> _RECORDS_:
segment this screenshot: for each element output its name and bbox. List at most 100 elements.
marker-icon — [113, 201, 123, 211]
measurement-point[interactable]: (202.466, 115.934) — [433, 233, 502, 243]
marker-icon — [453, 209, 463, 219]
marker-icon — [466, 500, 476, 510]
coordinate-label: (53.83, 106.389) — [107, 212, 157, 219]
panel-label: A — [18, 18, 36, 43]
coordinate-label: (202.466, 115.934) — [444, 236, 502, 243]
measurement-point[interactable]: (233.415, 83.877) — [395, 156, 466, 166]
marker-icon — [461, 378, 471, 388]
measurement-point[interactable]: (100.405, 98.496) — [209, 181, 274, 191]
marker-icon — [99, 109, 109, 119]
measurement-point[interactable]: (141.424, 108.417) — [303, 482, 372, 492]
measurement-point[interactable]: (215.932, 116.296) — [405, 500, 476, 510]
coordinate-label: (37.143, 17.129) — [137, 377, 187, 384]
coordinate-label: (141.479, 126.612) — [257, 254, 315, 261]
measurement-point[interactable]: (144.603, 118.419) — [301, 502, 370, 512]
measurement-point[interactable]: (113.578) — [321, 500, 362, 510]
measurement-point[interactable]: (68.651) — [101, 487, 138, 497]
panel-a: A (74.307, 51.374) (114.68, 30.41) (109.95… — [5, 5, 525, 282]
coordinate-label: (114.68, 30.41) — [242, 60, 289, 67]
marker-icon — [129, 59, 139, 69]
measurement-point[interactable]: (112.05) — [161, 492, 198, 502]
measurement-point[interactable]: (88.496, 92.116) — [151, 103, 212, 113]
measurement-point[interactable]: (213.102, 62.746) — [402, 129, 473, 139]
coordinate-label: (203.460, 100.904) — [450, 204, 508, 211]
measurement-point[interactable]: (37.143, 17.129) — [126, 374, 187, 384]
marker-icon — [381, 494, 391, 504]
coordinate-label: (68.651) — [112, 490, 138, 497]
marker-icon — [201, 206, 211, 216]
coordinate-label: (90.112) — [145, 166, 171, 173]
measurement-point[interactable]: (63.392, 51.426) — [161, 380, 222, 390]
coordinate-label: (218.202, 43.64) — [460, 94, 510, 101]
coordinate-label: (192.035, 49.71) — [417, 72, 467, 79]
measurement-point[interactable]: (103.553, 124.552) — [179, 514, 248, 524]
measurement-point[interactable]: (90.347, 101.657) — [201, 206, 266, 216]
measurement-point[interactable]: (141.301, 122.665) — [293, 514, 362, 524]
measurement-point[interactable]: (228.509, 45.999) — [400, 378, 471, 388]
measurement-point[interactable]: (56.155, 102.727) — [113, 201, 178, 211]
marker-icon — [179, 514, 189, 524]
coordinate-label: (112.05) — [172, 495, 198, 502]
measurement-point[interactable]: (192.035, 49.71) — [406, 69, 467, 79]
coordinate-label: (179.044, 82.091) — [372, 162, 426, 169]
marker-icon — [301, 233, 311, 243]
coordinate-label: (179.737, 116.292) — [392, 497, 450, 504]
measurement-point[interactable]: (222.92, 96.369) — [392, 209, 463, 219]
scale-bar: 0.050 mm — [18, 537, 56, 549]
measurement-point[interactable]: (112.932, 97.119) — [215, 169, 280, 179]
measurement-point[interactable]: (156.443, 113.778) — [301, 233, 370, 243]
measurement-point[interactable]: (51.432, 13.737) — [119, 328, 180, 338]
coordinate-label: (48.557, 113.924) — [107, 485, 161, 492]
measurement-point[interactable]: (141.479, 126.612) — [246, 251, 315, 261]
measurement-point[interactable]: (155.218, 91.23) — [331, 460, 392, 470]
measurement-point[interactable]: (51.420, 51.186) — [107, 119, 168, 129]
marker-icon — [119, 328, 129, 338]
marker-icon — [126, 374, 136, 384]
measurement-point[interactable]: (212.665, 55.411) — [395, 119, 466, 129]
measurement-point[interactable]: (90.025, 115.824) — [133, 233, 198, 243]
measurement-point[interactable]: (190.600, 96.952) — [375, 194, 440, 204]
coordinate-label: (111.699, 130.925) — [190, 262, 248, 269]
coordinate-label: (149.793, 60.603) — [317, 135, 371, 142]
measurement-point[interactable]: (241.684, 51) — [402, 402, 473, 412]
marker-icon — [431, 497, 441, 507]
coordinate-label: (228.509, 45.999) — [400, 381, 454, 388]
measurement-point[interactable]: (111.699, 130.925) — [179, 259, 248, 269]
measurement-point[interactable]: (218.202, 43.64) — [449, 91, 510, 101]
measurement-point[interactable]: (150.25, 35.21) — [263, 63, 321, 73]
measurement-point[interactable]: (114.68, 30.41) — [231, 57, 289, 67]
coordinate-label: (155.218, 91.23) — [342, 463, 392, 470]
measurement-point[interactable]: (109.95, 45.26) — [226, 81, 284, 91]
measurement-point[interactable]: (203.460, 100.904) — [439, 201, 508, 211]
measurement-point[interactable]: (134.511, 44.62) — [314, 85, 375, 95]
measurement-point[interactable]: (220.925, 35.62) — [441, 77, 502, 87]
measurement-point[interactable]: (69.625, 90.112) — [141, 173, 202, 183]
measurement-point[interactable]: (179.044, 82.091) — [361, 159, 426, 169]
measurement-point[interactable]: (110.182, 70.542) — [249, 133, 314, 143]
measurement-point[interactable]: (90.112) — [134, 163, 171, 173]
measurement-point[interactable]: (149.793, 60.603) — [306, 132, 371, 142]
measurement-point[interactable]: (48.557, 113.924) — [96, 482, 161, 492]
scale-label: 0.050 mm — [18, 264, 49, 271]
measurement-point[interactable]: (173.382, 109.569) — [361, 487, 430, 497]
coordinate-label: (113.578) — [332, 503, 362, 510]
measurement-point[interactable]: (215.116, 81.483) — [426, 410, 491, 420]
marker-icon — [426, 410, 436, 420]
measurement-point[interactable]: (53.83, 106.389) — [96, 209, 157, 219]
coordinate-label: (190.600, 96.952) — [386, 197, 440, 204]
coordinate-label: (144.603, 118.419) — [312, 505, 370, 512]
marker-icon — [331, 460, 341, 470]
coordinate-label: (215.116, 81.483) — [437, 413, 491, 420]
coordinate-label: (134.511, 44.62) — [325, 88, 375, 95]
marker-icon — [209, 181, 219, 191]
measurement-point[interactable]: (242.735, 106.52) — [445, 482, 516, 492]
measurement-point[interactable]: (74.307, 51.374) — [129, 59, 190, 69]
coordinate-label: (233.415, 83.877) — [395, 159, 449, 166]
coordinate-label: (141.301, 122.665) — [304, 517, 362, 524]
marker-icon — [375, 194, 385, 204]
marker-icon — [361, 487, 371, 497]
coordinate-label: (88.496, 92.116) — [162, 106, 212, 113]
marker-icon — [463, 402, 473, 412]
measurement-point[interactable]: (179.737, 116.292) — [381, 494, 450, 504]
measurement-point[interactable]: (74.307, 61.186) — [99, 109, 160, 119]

> _EXERCISE DIRECTIONS_:
Turn the lines above into a numbered list, leaving out any blank lines.

> _FULL RESPONSE_:
1. segment this screenshot: for each element output its name and bbox. List at most 100 elements.
2. marker-icon — [113, 201, 123, 211]
3. measurement-point[interactable]: (202.466, 115.934) — [433, 233, 502, 243]
4. marker-icon — [453, 209, 463, 219]
5. marker-icon — [466, 500, 476, 510]
6. coordinate-label: (53.83, 106.389) — [107, 212, 157, 219]
7. panel-label: A — [18, 18, 36, 43]
8. coordinate-label: (202.466, 115.934) — [444, 236, 502, 243]
9. measurement-point[interactable]: (233.415, 83.877) — [395, 156, 466, 166]
10. marker-icon — [461, 378, 471, 388]
11. measurement-point[interactable]: (100.405, 98.496) — [209, 181, 274, 191]
12. marker-icon — [99, 109, 109, 119]
13. measurement-point[interactable]: (141.424, 108.417) — [303, 482, 372, 492]
14. measurement-point[interactable]: (215.932, 116.296) — [405, 500, 476, 510]
15. coordinate-label: (37.143, 17.129) — [137, 377, 187, 384]
16. coordinate-label: (141.479, 126.612) — [257, 254, 315, 261]
17. measurement-point[interactable]: (144.603, 118.419) — [301, 502, 370, 512]
18. measurement-point[interactable]: (113.578) — [321, 500, 362, 510]
19. measurement-point[interactable]: (68.651) — [101, 487, 138, 497]
20. panel-a: A (74.307, 51.374) (114.68, 30.41) (109.95… — [5, 5, 525, 282]
21. coordinate-label: (114.68, 30.41) — [242, 60, 289, 67]
22. marker-icon — [129, 59, 139, 69]
23. measurement-point[interactable]: (112.05) — [161, 492, 198, 502]
24. measurement-point[interactable]: (88.496, 92.116) — [151, 103, 212, 113]
25. measurement-point[interactable]: (213.102, 62.746) — [402, 129, 473, 139]
26. coordinate-label: (203.460, 100.904) — [450, 204, 508, 211]
27. measurement-point[interactable]: (37.143, 17.129) — [126, 374, 187, 384]
28. marker-icon — [381, 494, 391, 504]
29. coordinate-label: (68.651) — [112, 490, 138, 497]
30. marker-icon — [201, 206, 211, 216]
31. coordinate-label: (90.112) — [145, 166, 171, 173]
32. measurement-point[interactable]: (63.392, 51.426) — [161, 380, 222, 390]
33. coordinate-label: (218.202, 43.64) — [460, 94, 510, 101]
34. coordinate-label: (192.035, 49.71) — [417, 72, 467, 79]
35. measurement-point[interactable]: (103.553, 124.552) — [179, 514, 248, 524]
36. measurement-point[interactable]: (90.347, 101.657) — [201, 206, 266, 216]
37. measurement-point[interactable]: (141.301, 122.665) — [293, 514, 362, 524]
38. measurement-point[interactable]: (228.509, 45.999) — [400, 378, 471, 388]
39. measurement-point[interactable]: (56.155, 102.727) — [113, 201, 178, 211]
40. marker-icon — [179, 514, 189, 524]
41. coordinate-label: (112.05) — [172, 495, 198, 502]
42. measurement-point[interactable]: (192.035, 49.71) — [406, 69, 467, 79]
43. coordinate-label: (179.044, 82.091) — [372, 162, 426, 169]
44. marker-icon — [301, 233, 311, 243]
45. coordinate-label: (179.737, 116.292) — [392, 497, 450, 504]
46. measurement-point[interactable]: (222.92, 96.369) — [392, 209, 463, 219]
47. scale-bar: 0.050 mm — [18, 537, 56, 549]
48. measurement-point[interactable]: (112.932, 97.119) — [215, 169, 280, 179]
49. measurement-point[interactable]: (156.443, 113.778) — [301, 233, 370, 243]
50. measurement-point[interactable]: (51.432, 13.737) — [119, 328, 180, 338]
51. coordinate-label: (48.557, 113.924) — [107, 485, 161, 492]
52. measurement-point[interactable]: (141.479, 126.612) — [246, 251, 315, 261]
53. measurement-point[interactable]: (155.218, 91.23) — [331, 460, 392, 470]
54. measurement-point[interactable]: (51.420, 51.186) — [107, 119, 168, 129]
55. marker-icon — [119, 328, 129, 338]
56. marker-icon — [126, 374, 136, 384]
57. measurement-point[interactable]: (212.665, 55.411) — [395, 119, 466, 129]
58. measurement-point[interactable]: (90.025, 115.824) — [133, 233, 198, 243]
59. measurement-point[interactable]: (190.600, 96.952) — [375, 194, 440, 204]
60. coordinate-label: (111.699, 130.925) — [190, 262, 248, 269]
61. coordinate-label: (149.793, 60.603) — [317, 135, 371, 142]
62. measurement-point[interactable]: (241.684, 51) — [402, 402, 473, 412]
63. marker-icon — [431, 497, 441, 507]
64. coordinate-label: (228.509, 45.999) — [400, 381, 454, 388]
65. measurement-point[interactable]: (111.699, 130.925) — [179, 259, 248, 269]
66. measurement-point[interactable]: (218.202, 43.64) — [449, 91, 510, 101]
67. measurement-point[interactable]: (150.25, 35.21) — [263, 63, 321, 73]
68. measurement-point[interactable]: (114.68, 30.41) — [231, 57, 289, 67]
69. coordinate-label: (155.218, 91.23) — [342, 463, 392, 470]
70. measurement-point[interactable]: (109.95, 45.26) — [226, 81, 284, 91]
71. measurement-point[interactable]: (203.460, 100.904) — [439, 201, 508, 211]
72. measurement-point[interactable]: (134.511, 44.62) — [314, 85, 375, 95]
73. measurement-point[interactable]: (220.925, 35.62) — [441, 77, 502, 87]
74. measurement-point[interactable]: (69.625, 90.112) — [141, 173, 202, 183]
75. measurement-point[interactable]: (179.044, 82.091) — [361, 159, 426, 169]
76. measurement-point[interactable]: (110.182, 70.542) — [249, 133, 314, 143]
77. measurement-point[interactable]: (90.112) — [134, 163, 171, 173]
78. measurement-point[interactable]: (149.793, 60.603) — [306, 132, 371, 142]
79. measurement-point[interactable]: (48.557, 113.924) — [96, 482, 161, 492]
80. scale-label: 0.050 mm — [18, 264, 49, 271]
81. measurement-point[interactable]: (173.382, 109.569) — [361, 487, 430, 497]
82. coordinate-label: (113.578) — [332, 503, 362, 510]
83. measurement-point[interactable]: (215.116, 81.483) — [426, 410, 491, 420]
84. marker-icon — [426, 410, 436, 420]
85. measurement-point[interactable]: (53.83, 106.389) — [96, 209, 157, 219]
86. coordinate-label: (190.600, 96.952) — [386, 197, 440, 204]
87. coordinate-label: (144.603, 118.419) — [312, 505, 370, 512]
88. marker-icon — [331, 460, 341, 470]
89. coordinate-label: (215.116, 81.483) — [437, 413, 491, 420]
90. coordinate-label: (134.511, 44.62) — [325, 88, 375, 95]
91. marker-icon — [209, 181, 219, 191]
92. measurement-point[interactable]: (242.735, 106.52) — [445, 482, 516, 492]
93. measurement-point[interactable]: (74.307, 51.374) — [129, 59, 190, 69]
94. coordinate-label: (233.415, 83.877) — [395, 159, 449, 166]
95. coordinate-label: (141.301, 122.665) — [304, 517, 362, 524]
96. marker-icon — [375, 194, 385, 204]
97. marker-icon — [361, 487, 371, 497]
98. coordinate-label: (88.496, 92.116) — [162, 106, 212, 113]
99. marker-icon — [463, 402, 473, 412]
100. measurement-point[interactable]: (179.737, 116.292) — [381, 494, 450, 504]
101. measurement-point[interactable]: (74.307, 61.186) — [99, 109, 160, 119]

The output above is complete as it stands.